→ **AVAILABLE RECORDS**

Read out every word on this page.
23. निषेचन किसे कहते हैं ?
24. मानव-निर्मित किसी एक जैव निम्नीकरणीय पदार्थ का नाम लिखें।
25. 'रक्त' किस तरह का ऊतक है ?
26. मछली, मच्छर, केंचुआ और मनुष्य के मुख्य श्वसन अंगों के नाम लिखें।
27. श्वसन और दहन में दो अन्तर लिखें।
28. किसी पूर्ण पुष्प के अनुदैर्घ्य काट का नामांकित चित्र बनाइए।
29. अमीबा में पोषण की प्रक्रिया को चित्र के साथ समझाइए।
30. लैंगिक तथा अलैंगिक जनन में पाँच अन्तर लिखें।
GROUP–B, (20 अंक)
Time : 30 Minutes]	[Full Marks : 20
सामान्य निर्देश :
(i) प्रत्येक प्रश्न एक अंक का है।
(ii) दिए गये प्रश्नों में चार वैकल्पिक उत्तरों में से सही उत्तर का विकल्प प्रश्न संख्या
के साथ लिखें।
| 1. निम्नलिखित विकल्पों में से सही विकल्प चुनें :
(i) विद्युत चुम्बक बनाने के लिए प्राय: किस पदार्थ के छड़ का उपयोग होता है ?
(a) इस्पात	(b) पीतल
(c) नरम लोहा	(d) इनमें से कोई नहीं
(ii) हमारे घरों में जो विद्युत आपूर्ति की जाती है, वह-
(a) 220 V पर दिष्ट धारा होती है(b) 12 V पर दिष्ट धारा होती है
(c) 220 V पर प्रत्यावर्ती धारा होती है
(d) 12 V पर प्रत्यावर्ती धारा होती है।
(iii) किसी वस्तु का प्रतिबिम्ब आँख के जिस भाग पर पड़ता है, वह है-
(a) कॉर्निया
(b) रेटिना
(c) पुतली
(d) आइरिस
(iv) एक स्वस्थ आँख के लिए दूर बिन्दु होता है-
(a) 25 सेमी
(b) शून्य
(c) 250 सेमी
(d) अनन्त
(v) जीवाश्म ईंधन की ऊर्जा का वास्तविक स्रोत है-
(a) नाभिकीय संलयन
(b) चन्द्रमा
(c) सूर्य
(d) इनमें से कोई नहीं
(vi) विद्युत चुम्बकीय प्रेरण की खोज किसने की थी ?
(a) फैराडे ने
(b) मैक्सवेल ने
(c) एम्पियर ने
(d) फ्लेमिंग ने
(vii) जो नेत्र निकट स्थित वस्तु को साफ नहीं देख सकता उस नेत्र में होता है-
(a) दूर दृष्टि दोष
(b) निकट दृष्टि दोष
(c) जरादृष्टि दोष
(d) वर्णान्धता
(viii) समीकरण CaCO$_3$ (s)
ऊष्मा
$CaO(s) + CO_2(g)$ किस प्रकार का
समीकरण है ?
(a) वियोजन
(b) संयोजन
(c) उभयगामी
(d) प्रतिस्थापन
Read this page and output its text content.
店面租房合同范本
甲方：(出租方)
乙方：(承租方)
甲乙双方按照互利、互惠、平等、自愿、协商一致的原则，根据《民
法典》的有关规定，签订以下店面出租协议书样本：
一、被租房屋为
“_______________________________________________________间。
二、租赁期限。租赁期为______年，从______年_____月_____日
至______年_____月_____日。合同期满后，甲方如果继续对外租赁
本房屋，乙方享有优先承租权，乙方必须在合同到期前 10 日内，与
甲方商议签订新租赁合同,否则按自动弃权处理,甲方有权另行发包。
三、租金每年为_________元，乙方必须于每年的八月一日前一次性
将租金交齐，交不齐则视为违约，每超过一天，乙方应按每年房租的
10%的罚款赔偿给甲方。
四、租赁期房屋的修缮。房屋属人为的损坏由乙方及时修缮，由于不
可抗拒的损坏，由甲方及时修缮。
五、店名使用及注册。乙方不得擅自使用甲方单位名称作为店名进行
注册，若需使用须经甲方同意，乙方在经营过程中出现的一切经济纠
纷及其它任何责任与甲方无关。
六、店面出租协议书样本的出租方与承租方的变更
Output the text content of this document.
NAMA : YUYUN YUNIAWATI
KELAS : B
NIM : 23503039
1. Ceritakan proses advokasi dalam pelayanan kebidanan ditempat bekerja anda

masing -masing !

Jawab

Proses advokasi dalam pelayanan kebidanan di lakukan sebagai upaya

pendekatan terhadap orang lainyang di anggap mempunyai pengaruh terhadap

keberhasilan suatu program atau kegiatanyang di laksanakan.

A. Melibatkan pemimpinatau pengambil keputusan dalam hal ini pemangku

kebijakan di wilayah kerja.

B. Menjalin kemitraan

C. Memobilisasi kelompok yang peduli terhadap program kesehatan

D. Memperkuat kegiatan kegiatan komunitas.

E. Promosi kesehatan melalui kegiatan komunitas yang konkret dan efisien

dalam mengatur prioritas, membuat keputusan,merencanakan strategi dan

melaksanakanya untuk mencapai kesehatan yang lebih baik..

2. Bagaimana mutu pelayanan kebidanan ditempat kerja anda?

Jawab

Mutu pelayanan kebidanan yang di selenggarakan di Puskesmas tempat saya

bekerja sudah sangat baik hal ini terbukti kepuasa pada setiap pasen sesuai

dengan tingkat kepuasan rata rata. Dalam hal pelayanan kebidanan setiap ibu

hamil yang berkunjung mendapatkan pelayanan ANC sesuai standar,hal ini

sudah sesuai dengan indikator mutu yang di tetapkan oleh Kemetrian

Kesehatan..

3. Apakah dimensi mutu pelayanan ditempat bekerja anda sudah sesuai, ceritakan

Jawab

→ **PROBLEM DESCRIPTION**
Scan the data above; copy every line where "sudah" appears.

→ **PROBLEM SOLUTION**
bekerja sudah sangat baik hal ini terbukti kepuasa pada setiap pasen sesuai
sudah sesuai dengan indikator mutu yang di tetapkan oleh Kemetrian
3. Apakah dimensi mutu pelayanan ditempat bekerja anda sudah sesuai, ceritakan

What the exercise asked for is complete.